Given data:
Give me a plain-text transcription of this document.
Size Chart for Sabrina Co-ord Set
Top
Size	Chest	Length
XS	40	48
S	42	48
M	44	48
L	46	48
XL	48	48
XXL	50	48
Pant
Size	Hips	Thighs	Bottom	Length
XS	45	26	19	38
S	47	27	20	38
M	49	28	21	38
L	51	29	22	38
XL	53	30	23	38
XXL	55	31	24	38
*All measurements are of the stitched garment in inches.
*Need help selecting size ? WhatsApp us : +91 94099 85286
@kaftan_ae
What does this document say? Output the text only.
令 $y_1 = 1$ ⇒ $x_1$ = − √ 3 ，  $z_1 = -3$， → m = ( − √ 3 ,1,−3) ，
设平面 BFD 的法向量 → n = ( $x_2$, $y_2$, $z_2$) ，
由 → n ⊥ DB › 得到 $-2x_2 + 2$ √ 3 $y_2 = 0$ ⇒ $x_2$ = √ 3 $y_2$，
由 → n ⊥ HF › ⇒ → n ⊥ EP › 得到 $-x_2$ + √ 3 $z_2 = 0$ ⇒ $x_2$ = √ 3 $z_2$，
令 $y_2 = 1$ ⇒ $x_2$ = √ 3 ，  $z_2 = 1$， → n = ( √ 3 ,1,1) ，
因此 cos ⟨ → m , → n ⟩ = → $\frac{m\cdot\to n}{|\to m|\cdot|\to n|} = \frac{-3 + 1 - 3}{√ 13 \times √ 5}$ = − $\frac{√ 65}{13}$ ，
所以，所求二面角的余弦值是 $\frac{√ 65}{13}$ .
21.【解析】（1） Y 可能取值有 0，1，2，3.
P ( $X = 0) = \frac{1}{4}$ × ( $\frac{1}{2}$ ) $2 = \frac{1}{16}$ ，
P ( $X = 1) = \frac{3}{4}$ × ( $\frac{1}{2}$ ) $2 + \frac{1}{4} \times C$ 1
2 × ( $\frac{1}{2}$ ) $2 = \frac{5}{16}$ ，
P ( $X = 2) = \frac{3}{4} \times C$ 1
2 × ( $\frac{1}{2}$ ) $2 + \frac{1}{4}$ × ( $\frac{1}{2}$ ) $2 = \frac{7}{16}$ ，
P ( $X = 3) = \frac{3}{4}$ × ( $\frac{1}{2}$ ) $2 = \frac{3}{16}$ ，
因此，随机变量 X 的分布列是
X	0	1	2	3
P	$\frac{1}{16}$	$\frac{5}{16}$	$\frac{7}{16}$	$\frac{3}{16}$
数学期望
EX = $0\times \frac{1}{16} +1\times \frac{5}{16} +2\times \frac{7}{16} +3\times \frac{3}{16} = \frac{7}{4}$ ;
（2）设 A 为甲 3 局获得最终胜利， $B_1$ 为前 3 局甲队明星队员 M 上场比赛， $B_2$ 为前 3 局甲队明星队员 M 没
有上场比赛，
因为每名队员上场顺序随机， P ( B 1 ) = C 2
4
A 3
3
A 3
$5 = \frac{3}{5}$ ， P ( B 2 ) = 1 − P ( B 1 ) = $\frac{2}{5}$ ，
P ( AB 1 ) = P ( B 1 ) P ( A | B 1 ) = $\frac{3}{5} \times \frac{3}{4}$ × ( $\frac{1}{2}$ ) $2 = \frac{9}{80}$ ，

Problem: Say how many lines in the records hold the string "Length", and say nothing else.

Solved exercise: 2